— BEGIN RECORDED INFORMATION —

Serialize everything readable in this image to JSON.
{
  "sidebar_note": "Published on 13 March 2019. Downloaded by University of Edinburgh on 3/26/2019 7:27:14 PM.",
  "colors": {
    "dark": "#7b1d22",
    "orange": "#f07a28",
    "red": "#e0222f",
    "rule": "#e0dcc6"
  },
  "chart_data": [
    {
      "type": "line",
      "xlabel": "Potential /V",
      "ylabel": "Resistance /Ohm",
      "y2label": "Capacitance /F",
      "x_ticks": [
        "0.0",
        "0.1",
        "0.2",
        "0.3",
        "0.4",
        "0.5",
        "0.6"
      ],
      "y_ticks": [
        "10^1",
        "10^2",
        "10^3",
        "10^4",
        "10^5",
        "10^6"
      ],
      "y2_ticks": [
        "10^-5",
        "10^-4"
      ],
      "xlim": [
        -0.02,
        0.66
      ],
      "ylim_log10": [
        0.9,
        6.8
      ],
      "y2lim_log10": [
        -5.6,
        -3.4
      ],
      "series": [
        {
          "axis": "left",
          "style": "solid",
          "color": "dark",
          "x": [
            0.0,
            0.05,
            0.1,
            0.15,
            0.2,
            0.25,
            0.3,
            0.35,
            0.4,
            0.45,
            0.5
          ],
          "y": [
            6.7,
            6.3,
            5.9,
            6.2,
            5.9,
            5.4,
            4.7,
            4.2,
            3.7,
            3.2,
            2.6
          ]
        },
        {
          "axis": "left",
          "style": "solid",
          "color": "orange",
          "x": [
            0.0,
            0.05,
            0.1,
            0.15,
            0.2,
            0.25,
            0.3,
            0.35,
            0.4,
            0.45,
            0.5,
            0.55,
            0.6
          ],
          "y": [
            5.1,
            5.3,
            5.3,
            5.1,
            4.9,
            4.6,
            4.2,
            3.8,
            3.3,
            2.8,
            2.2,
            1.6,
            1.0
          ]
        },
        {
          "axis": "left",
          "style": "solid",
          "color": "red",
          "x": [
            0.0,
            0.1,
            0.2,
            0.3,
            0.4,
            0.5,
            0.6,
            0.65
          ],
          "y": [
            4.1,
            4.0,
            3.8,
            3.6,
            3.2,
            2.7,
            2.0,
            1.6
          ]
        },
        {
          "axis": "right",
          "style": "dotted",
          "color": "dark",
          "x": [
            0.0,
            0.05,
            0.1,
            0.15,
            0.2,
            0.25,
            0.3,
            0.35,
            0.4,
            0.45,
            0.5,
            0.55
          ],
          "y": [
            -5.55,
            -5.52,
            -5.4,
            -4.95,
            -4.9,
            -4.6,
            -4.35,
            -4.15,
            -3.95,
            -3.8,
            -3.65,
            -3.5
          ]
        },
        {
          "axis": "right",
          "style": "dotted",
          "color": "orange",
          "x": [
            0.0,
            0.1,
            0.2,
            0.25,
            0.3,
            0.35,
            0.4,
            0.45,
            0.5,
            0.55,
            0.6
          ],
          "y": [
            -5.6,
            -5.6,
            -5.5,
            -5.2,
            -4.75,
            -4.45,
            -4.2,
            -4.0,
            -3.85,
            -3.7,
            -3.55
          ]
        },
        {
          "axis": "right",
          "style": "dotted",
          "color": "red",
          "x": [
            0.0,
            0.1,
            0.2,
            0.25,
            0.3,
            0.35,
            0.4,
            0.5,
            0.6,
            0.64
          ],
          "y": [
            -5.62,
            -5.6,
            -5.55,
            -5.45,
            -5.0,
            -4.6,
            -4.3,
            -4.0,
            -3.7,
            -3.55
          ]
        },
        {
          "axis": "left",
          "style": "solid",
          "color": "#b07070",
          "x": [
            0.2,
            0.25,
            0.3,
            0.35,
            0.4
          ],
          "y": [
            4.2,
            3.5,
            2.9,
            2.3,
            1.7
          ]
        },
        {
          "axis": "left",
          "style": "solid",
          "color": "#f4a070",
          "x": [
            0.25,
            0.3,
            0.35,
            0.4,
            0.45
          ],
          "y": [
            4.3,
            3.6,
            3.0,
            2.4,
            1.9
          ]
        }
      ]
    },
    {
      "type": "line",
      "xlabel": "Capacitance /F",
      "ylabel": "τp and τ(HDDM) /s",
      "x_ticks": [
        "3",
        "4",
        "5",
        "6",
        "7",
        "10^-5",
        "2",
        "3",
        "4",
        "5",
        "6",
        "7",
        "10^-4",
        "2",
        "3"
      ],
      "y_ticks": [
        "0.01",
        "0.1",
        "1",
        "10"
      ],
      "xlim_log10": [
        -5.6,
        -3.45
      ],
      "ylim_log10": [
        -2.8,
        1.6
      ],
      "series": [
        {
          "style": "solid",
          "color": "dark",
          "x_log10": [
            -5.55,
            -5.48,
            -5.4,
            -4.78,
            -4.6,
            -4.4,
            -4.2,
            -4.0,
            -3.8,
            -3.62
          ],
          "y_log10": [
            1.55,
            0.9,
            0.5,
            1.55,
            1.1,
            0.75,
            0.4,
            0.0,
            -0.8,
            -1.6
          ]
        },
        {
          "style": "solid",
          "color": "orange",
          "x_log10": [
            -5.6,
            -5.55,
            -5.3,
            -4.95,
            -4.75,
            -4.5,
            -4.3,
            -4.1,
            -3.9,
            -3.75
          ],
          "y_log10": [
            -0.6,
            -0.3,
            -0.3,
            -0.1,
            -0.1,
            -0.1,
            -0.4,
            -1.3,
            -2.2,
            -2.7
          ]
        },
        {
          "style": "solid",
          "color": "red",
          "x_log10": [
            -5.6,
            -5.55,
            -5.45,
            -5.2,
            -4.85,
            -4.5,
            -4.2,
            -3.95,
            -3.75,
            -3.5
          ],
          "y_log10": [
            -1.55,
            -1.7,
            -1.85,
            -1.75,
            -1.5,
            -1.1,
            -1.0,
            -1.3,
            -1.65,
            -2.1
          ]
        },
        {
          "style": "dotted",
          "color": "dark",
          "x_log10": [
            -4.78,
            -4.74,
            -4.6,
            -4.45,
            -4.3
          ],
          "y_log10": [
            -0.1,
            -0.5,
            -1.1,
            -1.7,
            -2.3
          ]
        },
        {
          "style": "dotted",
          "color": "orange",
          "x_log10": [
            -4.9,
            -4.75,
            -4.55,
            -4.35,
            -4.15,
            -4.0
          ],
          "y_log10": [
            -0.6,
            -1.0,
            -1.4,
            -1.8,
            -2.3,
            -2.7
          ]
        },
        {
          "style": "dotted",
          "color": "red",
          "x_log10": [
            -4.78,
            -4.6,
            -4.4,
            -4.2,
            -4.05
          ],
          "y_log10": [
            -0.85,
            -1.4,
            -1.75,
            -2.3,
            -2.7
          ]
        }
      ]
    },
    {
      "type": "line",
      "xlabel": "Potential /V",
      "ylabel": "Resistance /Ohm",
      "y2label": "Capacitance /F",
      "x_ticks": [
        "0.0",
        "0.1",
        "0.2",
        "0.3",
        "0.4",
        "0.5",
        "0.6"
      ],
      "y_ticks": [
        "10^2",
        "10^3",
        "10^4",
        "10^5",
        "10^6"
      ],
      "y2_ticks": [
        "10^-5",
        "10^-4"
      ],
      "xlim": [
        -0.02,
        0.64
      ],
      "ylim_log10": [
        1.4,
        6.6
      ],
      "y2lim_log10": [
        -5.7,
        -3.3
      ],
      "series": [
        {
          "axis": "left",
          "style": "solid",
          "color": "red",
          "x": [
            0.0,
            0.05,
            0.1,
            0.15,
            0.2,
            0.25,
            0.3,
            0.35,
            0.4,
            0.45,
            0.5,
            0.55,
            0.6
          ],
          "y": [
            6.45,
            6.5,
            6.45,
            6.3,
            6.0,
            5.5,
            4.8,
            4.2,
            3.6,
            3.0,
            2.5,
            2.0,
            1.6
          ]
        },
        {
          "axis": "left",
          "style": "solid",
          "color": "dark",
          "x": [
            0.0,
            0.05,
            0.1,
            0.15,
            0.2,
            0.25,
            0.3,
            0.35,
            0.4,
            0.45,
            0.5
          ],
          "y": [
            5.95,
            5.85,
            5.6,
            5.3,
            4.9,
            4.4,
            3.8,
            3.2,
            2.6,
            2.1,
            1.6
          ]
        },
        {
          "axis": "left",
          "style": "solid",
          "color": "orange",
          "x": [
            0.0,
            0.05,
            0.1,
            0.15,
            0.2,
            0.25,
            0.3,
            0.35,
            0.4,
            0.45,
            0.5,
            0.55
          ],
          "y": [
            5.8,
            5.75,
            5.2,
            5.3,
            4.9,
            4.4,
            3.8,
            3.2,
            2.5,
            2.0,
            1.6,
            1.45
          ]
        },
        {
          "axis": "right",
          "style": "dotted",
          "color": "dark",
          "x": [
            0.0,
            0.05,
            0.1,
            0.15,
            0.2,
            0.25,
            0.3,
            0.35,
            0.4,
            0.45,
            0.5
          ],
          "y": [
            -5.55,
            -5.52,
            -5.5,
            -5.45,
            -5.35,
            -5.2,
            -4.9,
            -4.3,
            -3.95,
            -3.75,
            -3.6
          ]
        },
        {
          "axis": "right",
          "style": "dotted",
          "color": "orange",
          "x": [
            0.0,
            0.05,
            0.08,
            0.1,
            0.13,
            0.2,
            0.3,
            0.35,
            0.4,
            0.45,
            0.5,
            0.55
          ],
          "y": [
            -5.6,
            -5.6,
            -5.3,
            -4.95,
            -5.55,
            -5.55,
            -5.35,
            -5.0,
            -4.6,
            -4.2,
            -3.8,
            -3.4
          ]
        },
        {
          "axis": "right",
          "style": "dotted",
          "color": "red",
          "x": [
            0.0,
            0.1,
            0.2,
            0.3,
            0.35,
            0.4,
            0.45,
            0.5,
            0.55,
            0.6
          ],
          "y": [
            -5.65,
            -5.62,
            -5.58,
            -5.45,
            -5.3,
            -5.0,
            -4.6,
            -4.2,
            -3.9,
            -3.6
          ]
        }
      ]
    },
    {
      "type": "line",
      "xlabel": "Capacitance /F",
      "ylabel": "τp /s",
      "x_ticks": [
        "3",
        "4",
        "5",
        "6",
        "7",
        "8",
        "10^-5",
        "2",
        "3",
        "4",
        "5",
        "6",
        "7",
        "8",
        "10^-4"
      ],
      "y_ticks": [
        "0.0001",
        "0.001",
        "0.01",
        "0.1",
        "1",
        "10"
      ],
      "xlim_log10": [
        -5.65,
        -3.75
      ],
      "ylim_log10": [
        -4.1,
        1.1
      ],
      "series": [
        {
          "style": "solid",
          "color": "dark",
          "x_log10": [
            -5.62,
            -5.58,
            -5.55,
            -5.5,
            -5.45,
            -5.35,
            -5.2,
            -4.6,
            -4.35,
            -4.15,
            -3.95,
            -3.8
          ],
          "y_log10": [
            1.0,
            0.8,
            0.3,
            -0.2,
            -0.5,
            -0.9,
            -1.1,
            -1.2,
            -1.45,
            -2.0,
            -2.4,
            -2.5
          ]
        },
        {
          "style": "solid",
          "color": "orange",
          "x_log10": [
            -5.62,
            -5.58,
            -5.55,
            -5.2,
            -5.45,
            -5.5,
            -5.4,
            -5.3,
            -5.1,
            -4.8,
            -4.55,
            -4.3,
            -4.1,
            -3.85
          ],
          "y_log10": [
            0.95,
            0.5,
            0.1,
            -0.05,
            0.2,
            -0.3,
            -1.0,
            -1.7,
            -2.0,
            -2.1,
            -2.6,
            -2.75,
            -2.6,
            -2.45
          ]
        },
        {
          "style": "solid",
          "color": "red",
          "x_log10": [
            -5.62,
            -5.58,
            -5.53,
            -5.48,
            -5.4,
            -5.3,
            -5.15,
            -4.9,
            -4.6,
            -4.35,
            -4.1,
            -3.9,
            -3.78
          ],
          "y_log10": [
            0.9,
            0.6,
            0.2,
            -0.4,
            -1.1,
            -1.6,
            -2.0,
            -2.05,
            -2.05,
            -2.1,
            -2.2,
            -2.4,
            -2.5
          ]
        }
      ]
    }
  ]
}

— END RECORDED INFORMATION —

▶ _YOUR INSTRUCTIONS_:
Say how many lines of the listing above contain "ylabel", with no other words.

▶ _EXERCISE RESULT_:
4